Given exercise:
Print the records below word for word, but leave out the pictures.

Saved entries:
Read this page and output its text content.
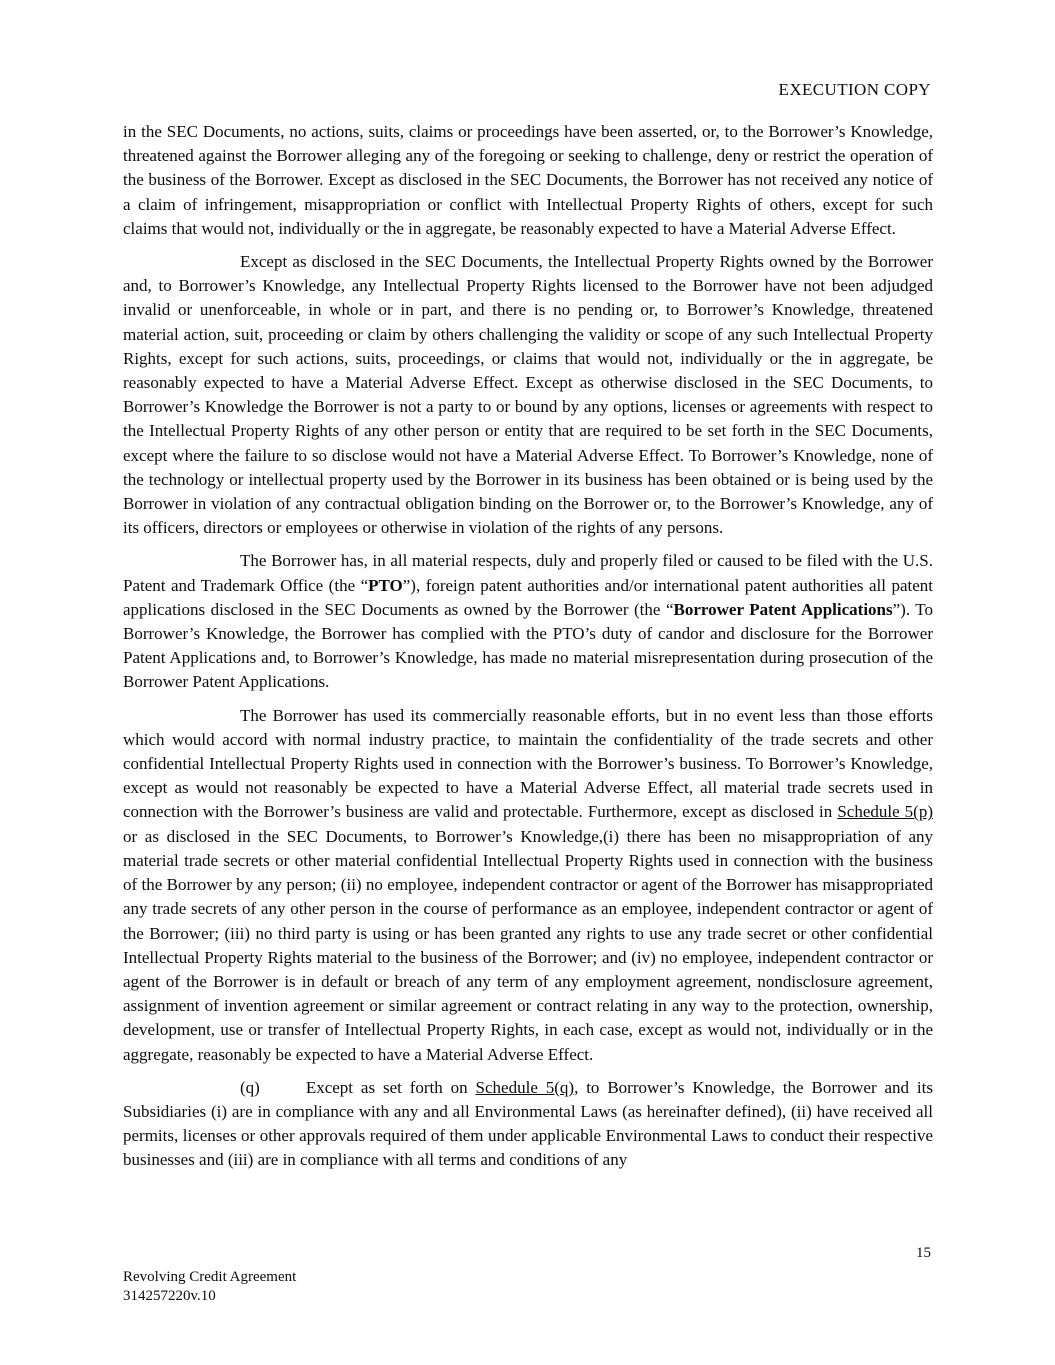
EXECUTION COPY

in the SEC Documents, no actions, suits, claims or proceedings have been asserted, or, to the Borrower’s Knowledge, threatened against the Borrower alleging any of the foregoing or seeking to challenge, deny or restrict the operation of the business of the Borrower. Except as disclosed in the SEC Documents, the Borrower has not received any notice of a claim of infringement, misappropriation or conflict with Intellectual Property Rights of others, except for such claims that would not, individually or the in aggregate, be reasonably expected to have a Material Adverse Effect.

Except as disclosed in the SEC Documents, the Intellectual Property Rights owned by the Borrower and, to Borrower’s Knowledge, any Intellectual Property Rights licensed to the Borrower have not been adjudged invalid or unenforceable, in whole or in part, and there is no pending or, to Borrower’s Knowledge, threatened material action, suit, proceeding or claim by others challenging the validity or scope of any such Intellectual Property Rights, except for such actions, suits, proceedings, or claims that would not, individually or the in aggregate, be reasonably expected to have a Material Adverse Effect. Except as otherwise disclosed in the SEC Documents, to Borrower’s Knowledge the Borrower is not a party to or bound by any options, licenses or agreements with respect to the Intellectual Property Rights of any other person or entity that are required to be set forth in the SEC Documents, except where the failure to so disclose would not have a Material Adverse Effect. To Borrower’s Knowledge, none of the technology or intellectual property used by the Borrower in its business has been obtained or is being used by the Borrower in violation of any contractual obligation binding on the Borrower or, to the Borrower’s Knowledge, any of its officers, directors or employees or otherwise in violation of the rights of any persons.

The Borrower has, in all material respects, duly and properly filed or caused to be filed with the U.S. Patent and Trademark Office (the “PTO”), foreign patent authorities and/or international patent authorities all patent applications disclosed in the SEC Documents as owned by the Borrower (the “Borrower Patent Applications”). To Borrower’s Knowledge, the Borrower has complied with the PTO’s duty of candor and disclosure for the Borrower Patent Applications and, to Borrower’s Knowledge, has made no material misrepresentation during prosecution of the Borrower Patent Applications.

The Borrower has used its commercially reasonable efforts, but in no event less than those efforts which would accord with normal industry practice, to maintain the confidentiality of the trade secrets and other confidential Intellectual Property Rights used in connection with the Borrower’s business. To Borrower’s Knowledge, except as would not reasonably be expected to have a Material Adverse Effect, all material trade secrets used in connection with the Borrower’s business are valid and protectable. Furthermore, except as disclosed in Schedule 5(p) or as disclosed in the SEC Documents, to Borrower’s Knowledge,(i) there has been no misappropriation of any material trade secrets or other material confidential Intellectual Property Rights used in connection with the business of the Borrower by any person; (ii) no employee, independent contractor or agent of the Borrower has misappropriated any trade secrets of any other person in the course of performance as an employee, independent contractor or agent of the Borrower; (iii) no third party is using or has been granted any rights to use any trade secret or other confidential Intellectual Property Rights material to the business of the Borrower; and (iv) no employee, independent contractor or agent of the Borrower is in default or breach of any term of any employment agreement, nondisclosure agreement, assignment of invention agreement or similar agreement or contract relating in any way to the protection, ownership, development, use or transfer of Intellectual Property Rights, in each case, except as would not, individually or in the aggregate, reasonably be expected to have a Material Adverse Effect.

(q)	Except as set forth on Schedule 5(q), to Borrower’s Knowledge, the Borrower and its Subsidiaries (i) are in compliance with any and all Environmental Laws (as hereinafter defined), (ii) have received all permits, licenses or other approvals required of them under applicable Environmental Laws to conduct their respective businesses and (iii) are in compliance with all terms and conditions of any

15
Revolving Credit Agreement
314257220v.10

Result for this task:
Read this page and output its text content.
EXECUTION COPY

in the SEC Documents, no actions, suits, claims or proceedings have been asserted, or, to the Borrower’s Knowledge, threatened against the Borrower alleging any of the foregoing or seeking to challenge, deny or restrict the operation of the business of the Borrower. Except as disclosed in the SEC Documents, the Borrower has not received any notice of a claim of infringement, misappropriation or conflict with Intellectual Property Rights of others, except for such claims that would not, individually or the in aggregate, be reasonably expected to have a Material Adverse Effect.

Except as disclosed in the SEC Documents, the Intellectual Property Rights owned by the Borrower and, to Borrower’s Knowledge, any Intellectual Property Rights licensed to the Borrower have not been adjudged invalid or unenforceable, in whole or in part, and there is no pending or, to Borrower’s Knowledge, threatened material action, suit, proceeding or claim by others challenging the validity or scope of any such Intellectual Property Rights, except for such actions, suits, proceedings, or claims that would not, individually or the in aggregate, be reasonably expected to have a Material Adverse Effect. Except as otherwise disclosed in the SEC Documents, to Borrower’s Knowledge the Borrower is not a party to or bound by any options, licenses or agreements with respect to the Intellectual Property Rights of any other person or entity that are required to be set forth in the SEC Documents, except where the failure to so disclose would not have a Material Adverse Effect. To Borrower’s Knowledge, none of the technology or intellectual property used by the Borrower in its business has been obtained or is being used by the Borrower in violation of any contractual obligation binding on the Borrower or, to the Borrower’s Knowledge, any of its officers, directors or employees or otherwise in violation of the rights of any persons.

The Borrower has, in all material respects, duly and properly filed or caused to be filed with the U.S. Patent and Trademark Office (the “PTO”), foreign patent authorities and/or international patent authorities all patent applications disclosed in the SEC Documents as owned by the Borrower (the “Borrower Patent Applications”). To Borrower’s Knowledge, the Borrower has complied with the PTO’s duty of candor and disclosure for the Borrower Patent Applications and, to Borrower’s Knowledge, has made no material misrepresentation during prosecution of the Borrower Patent Applications.

The Borrower has used its commercially reasonable efforts, but in no event less than those efforts which would accord with normal industry practice, to maintain the confidentiality of the trade secrets and other confidential Intellectual Property Rights used in connection with the Borrower’s business. To Borrower’s Knowledge, except as would not reasonably be expected to have a Material Adverse Effect, all material trade secrets used in connection with the Borrower’s business are valid and protectable. Furthermore, except as disclosed in Schedule 5(p) or as disclosed in the SEC Documents, to Borrower’s Knowledge,(i) there has been no misappropriation of any material trade secrets or other material confidential Intellectual Property Rights used in connection with the business of the Borrower by any person; (ii) no employee, independent contractor or agent of the Borrower has misappropriated any trade secrets of any other person in the course of performance as an employee, independent contractor or agent of the Borrower; (iii) no third party is using or has been granted any rights to use any trade secret or other confidential Intellectual Property Rights material to the business of the Borrower; and (iv) no employee, independent contractor or agent of the Borrower is in default or breach of any term of any employment agreement, nondisclosure agreement, assignment of invention agreement or similar agreement or contract relating in any way to the protection, ownership, development, use or transfer of Intellectual Property Rights, in each case, except as would not, individually or in the aggregate, reasonably be expected to have a Material Adverse Effect.

(q)	Except as set forth on Schedule 5(q), to Borrower’s Knowledge, the Borrower and its Subsidiaries (i) are in compliance with any and all Environmental Laws (as hereinafter defined), (ii) have received all permits, licenses or other approvals required of them under applicable Environmental Laws to conduct their respective businesses and (iii) are in compliance with all terms and conditions of any

15
Revolving Credit Agreement
314257220v.10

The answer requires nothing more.